* **BUTIR TUGAS**
Ubah "wartawan" menjadi "jurnalis" pada bagian berita tentang sengketa lahan KDMP di Desa Badur yang dimulai dengan "Sejumlah warga menilai" dan berlanjut sampai "wartawan, Jumat (2/1/2026).", lalu tuliskan kembali bagian tersebut.

* **TEKS BACAAN**
↓

Bangun KDMP di Tanah Warga, Kades Badur Terancam Masalah Hukum

1000262416 scaled
Tanah sengketa dijadikan proyek desa, warga Desa Badur angkat suara.

SUMENEP – Pembangunan Gedung Koperasi Desa Merah Putih (KDMP) di Desa Badur, Kecamatan Batuputih, Kabupaten Sumenep, kini menjadi sorotan tajam masyarakat. Proyek yang seharusnya mendorong ekonomi desa justru memicu polemik serius terkait status lahan yang digunakan.

Sejumlah warga menilai bangunan KDMP berdiri di atas tanah yang belum memiliki kejelasan hukum. Lahan tersebut diklaim sebagai milik almarhum warga Desa Badur dan hingga kini belum pernah dialihkan menjadi aset desa maupun tanah percaton.

Salah satu ahli waris menyatakan kepemilikan tanah tersebut masih sah dan dibuktikan dengan dokumen resmi.

“Tanah itu milik kakek saya dan belum pernah dijual atau dihibahkan. Bukti Letter C dan SPPT masih atas nama beliau,” ujar ahli waris kepada wartawan, Jumat (2/1/2026).

↑

* **BAHAN KAJIAN**

↓

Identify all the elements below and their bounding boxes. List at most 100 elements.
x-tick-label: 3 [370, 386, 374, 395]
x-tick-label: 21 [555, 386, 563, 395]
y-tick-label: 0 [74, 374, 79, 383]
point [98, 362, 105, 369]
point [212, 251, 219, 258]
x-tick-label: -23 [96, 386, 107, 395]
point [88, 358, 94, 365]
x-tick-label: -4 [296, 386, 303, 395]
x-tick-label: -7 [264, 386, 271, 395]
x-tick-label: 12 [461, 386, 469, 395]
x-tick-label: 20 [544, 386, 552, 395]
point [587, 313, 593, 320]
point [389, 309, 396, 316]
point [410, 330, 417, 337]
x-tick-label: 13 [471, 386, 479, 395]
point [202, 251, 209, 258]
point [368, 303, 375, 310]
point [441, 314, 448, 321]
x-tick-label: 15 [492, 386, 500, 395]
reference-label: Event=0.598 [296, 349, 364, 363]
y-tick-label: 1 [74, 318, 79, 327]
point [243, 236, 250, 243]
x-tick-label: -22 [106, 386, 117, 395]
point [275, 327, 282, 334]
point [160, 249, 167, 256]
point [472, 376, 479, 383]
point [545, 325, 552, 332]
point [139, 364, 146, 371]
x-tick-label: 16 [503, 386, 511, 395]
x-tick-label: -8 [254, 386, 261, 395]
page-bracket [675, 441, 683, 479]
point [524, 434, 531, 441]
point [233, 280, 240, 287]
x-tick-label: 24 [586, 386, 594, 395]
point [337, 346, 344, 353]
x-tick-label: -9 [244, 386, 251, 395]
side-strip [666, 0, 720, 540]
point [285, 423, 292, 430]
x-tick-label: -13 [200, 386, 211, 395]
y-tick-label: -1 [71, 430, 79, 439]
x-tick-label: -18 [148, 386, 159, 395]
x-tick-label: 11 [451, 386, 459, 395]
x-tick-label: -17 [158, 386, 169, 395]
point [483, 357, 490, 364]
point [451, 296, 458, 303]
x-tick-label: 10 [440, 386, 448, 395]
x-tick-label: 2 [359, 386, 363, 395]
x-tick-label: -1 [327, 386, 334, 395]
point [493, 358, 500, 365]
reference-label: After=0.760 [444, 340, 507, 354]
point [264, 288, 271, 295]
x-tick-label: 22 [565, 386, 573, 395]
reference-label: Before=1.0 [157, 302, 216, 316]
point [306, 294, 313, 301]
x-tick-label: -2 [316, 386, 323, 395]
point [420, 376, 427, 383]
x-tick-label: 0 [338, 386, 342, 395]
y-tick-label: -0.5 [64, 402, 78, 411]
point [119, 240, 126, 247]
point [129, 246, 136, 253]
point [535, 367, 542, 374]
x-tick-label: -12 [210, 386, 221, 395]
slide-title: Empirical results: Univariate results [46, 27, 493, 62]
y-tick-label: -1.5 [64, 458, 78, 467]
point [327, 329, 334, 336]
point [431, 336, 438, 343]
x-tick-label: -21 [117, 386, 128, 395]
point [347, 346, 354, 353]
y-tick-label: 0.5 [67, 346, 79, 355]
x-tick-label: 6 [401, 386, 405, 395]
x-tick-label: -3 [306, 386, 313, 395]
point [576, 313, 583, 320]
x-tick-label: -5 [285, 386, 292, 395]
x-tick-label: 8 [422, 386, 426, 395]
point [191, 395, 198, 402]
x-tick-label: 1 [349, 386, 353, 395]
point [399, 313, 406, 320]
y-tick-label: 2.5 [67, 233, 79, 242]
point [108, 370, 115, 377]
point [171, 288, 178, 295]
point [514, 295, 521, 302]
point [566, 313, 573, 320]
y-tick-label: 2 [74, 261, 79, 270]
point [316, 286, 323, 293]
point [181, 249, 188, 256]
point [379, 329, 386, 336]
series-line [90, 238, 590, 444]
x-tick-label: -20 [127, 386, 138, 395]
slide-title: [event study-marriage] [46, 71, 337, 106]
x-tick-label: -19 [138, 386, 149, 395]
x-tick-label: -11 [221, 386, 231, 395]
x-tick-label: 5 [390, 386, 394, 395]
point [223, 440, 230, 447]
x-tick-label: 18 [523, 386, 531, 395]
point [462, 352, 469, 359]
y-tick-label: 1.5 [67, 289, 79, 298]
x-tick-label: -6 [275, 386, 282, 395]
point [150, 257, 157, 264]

↑

* **JAWABAN**
Sejumlah warga menilai bangunan KDMP berdiri di atas tanah yang belum memiliki kejelasan hukum. Lahan tersebut diklaim sebagai milik almarhum warga Desa Badur dan hingga kini belum pernah dialihkan menjadi aset desa maupun tanah percaton.

Salah satu ahli waris menyatakan kepemilikan tanah tersebut masih sah dan dibuktikan dengan dokumen resmi.

“Tanah itu milik kakek saya dan belum pernah dijual atau dihibahkan. Bukti Letter C dan SPPT masih atas nama beliau,” ujar ahli waris kepada jurnalis, Jumat (2/1/2026).